Requirement: Restate the entries word for word, omitting nothing.

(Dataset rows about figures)
★ ★ ★ ★ ★

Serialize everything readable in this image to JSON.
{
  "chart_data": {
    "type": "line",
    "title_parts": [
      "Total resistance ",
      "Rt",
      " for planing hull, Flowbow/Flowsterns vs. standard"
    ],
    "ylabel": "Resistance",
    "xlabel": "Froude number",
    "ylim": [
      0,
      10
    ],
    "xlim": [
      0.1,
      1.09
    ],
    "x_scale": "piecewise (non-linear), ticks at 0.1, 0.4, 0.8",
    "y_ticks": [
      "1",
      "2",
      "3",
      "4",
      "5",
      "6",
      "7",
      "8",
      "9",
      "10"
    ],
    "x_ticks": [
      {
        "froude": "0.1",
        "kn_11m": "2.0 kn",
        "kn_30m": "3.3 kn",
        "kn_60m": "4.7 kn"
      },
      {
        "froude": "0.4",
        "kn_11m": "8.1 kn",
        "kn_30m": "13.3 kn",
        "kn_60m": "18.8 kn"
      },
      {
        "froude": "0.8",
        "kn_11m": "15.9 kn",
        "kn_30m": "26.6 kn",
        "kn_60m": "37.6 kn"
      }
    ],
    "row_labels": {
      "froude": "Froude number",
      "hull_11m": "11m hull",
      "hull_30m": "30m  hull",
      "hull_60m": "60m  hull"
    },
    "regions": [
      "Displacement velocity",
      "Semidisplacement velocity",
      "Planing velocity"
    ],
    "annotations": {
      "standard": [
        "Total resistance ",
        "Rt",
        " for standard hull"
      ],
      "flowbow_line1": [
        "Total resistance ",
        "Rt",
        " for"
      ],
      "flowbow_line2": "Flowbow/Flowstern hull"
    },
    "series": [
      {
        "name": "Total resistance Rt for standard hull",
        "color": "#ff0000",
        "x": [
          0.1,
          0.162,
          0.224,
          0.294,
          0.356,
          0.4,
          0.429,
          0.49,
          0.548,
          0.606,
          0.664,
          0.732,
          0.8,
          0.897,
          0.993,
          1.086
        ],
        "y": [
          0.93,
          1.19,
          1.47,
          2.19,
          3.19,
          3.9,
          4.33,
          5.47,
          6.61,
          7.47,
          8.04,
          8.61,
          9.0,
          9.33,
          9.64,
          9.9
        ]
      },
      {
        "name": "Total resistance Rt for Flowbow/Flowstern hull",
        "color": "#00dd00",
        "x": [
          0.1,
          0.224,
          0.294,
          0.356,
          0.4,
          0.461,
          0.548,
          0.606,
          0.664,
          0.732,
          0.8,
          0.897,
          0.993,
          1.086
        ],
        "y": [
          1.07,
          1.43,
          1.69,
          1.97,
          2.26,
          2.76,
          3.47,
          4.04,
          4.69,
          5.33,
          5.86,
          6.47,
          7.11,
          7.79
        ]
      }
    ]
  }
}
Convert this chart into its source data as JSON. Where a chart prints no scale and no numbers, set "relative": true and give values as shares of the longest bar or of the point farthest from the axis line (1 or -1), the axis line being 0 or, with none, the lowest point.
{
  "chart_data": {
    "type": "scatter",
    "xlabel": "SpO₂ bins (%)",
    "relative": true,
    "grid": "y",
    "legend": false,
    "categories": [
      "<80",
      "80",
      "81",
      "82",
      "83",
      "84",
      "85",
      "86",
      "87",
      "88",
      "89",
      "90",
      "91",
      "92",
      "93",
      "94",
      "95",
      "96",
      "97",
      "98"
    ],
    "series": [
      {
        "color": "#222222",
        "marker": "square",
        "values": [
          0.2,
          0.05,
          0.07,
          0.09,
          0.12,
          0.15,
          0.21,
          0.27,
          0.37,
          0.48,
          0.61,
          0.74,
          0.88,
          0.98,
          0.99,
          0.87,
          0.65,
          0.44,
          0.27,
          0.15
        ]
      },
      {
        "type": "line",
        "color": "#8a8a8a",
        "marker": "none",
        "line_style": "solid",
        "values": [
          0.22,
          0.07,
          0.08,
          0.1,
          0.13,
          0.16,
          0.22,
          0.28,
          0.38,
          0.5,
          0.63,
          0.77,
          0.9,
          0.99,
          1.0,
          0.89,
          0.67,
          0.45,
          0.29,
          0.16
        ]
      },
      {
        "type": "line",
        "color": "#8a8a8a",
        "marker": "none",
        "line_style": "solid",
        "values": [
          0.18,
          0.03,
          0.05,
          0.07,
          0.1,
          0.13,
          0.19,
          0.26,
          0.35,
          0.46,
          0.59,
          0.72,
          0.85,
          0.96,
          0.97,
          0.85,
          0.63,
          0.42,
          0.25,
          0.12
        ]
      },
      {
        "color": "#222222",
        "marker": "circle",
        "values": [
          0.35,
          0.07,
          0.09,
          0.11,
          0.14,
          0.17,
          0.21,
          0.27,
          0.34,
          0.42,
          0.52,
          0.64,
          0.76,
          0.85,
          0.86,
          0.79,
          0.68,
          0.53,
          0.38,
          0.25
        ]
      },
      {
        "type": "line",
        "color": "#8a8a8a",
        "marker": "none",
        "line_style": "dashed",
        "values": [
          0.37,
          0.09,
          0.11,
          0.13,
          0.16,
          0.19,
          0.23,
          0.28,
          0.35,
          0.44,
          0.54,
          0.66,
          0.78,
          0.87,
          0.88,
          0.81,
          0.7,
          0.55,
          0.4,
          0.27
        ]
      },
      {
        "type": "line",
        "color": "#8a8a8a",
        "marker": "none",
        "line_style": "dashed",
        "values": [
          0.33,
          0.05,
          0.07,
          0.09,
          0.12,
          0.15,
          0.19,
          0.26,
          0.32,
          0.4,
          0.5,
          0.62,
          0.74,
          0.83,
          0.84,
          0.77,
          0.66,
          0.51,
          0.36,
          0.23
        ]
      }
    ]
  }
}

★ ★ ★ ★ ★

The completed task:
Serialize everything readable in this image to JSON.
{
  "chart_data": {
    "type": "line",
    "title_parts": [
      "Total resistance ",
      "Rt",
      " for planing hull, Flowbow/Flowsterns vs. standard"
    ],
    "ylabel": "Resistance",
    "xlabel": "Froude number",
    "ylim": [
      0,
      10
    ],
    "xlim": [
      0.1,
      1.09
    ],
    "x_scale": "piecewise (non-linear), ticks at 0.1, 0.4, 0.8",
    "y_ticks": [
      "1",
      "2",
      "3",
      "4",
      "5",
      "6",
      "7",
      "8",
      "9",
      "10"
    ],
    "x_ticks": [
      {
        "froude": "0.1",
        "kn_11m": "2.0 kn",
        "kn_30m": "3.3 kn",
        "kn_60m": "4.7 kn"
      },
      {
        "froude": "0.4",
        "kn_11m": "8.1 kn",
        "kn_30m": "13.3 kn",
        "kn_60m": "18.8 kn"
      },
      {
        "froude": "0.8",
        "kn_11m": "15.9 kn",
        "kn_30m": "26.6 kn",
        "kn_60m": "37.6 kn"
      }
    ],
    "row_labels": {
      "froude": "Froude number",
      "hull_11m": "11m hull",
      "hull_30m": "30m  hull",
      "hull_60m": "60m  hull"
    },
    "regions": [
      "Displacement velocity",
      "Semidisplacement velocity",
      "Planing velocity"
    ],
    "annotations": {
      "standard": [
        "Total resistance ",
        "Rt",
        " for standard hull"
      ],
      "flowbow_line1": [
        "Total resistance ",
        "Rt",
        " for"
      ],
      "flowbow_line2": "Flowbow/Flowstern hull"
    },
    "series": [
      {
        "name": "Total resistance Rt for standard hull",
        "color": "#ff0000",
        "x": [
          0.1,
          0.162,
          0.224,
          0.294,
          0.356,
          0.4,
          0.429,
          0.49,
          0.548,
          0.606,
          0.664,
          0.732,
          0.8,
          0.897,
          0.993,
          1.086
        ],
        "y": [
          0.93,
          1.19,
          1.47,
          2.19,
          3.19,
          3.9,
          4.33,
          5.47,
          6.61,
          7.47,
          8.04,
          8.61,
          9.0,
          9.33,
          9.64,
          9.9
        ]
      },
      {
        "name": "Total resistance Rt for Flowbow/Flowstern hull",
        "color": "#00dd00",
        "x": [
          0.1,
          0.224,
          0.294,
          0.356,
          0.4,
          0.461,
          0.548,
          0.606,
          0.664,
          0.732,
          0.8,
          0.897,
          0.993,
          1.086
        ],
        "y": [
          1.07,
          1.43,
          1.69,
          1.97,
          2.26,
          2.76,
          3.47,
          4.04,
          4.69,
          5.33,
          5.86,
          6.47,
          7.11,
          7.79
        ]
      }
    ]
  }
}
Convert this chart into its source data as JSON. Where a chart prints no scale and no numbers, set "relative": true and give values as shares of the longest bar or of the point farthest from the axis line (1 or -1), the axis line being 0 or, with none, the lowest point.
{
  "chart_data": {
    "type": "scatter",
    "xlabel": "SpO₂ bins (%)",
    "relative": true,
    "grid": "y",
    "legend": false,
    "categories": [
      "<80",
      "80",
      "81",
      "82",
      "83",
      "84",
      "85",
      "86",
      "87",
      "88",
      "89",
      "90",
      "91",
      "92",
      "93",
      "94",
      "95",
      "96",
      "97",
      "98"
    ],
    "series": [
      {
        "color": "#222222",
        "marker": "square",
        "values": [
          0.2,
          0.05,
          0.07,
          0.09,
          0.12,
          0.15,
          0.21,
          0.27,
          0.37,
          0.48,
          0.61,
          0.74,
          0.88,
          0.98,
          0.99,
          0.87,
          0.65,
          0.44,
          0.27,
          0.15
        ]
      },
      {
        "type": "line",
        "color": "#8a8a8a",
        "marker": "none",
        "line_style": "solid",
        "values": [
          0.22,
          0.07,
          0.08,
          0.1,
          0.13,
          0.16,
          0.22,
          0.28,
          0.38,
          0.5,
          0.63,
          0.77,
          0.9,
          0.99,
          1.0,
          0.89,
          0.67,
          0.45,
          0.29,
          0.16
        ]
      },
      {
        "type": "line",
        "color": "#8a8a8a",
        "marker": "none",
        "line_style": "solid",
        "values": [
          0.18,
          0.03,
          0.05,
          0.07,
          0.1,
          0.13,
          0.19,
          0.26,
          0.35,
          0.46,
          0.59,
          0.72,
          0.85,
          0.96,
          0.97,
          0.85,
          0.63,
          0.42,
          0.25,
          0.12
        ]
      },
      {
        "color": "#222222",
        "marker": "circle",
        "values": [
          0.35,
          0.07,
          0.09,
          0.11,
          0.14,
          0.17,
          0.21,
          0.27,
          0.34,
          0.42,
          0.52,
          0.64,
          0.76,
          0.85,
          0.86,
          0.79,
          0.68,
          0.53,
          0.38,
          0.25
        ]
      },
      {
        "type": "line",
        "color": "#8a8a8a",
        "marker": "none",
        "line_style": "dashed",
        "values": [
          0.37,
          0.09,
          0.11,
          0.13,
          0.16,
          0.19,
          0.23,
          0.28,
          0.35,
          0.44,
          0.54,
          0.66,
          0.78,
          0.87,
          0.88,
          0.81,
          0.7,
          0.55,
          0.4,
          0.27
        ]
      },
      {
        "type": "line",
        "color": "#8a8a8a",
        "marker": "none",
        "line_style": "dashed",
        "values": [
          0.33,
          0.05,
          0.07,
          0.09,
          0.12,
          0.15,
          0.19,
          0.26,
          0.32,
          0.4,
          0.5,
          0.62,
          0.74,
          0.83,
          0.84,
          0.77,
          0.66,
          0.51,
          0.36,
          0.23
        ]
      }
    ]
  }
}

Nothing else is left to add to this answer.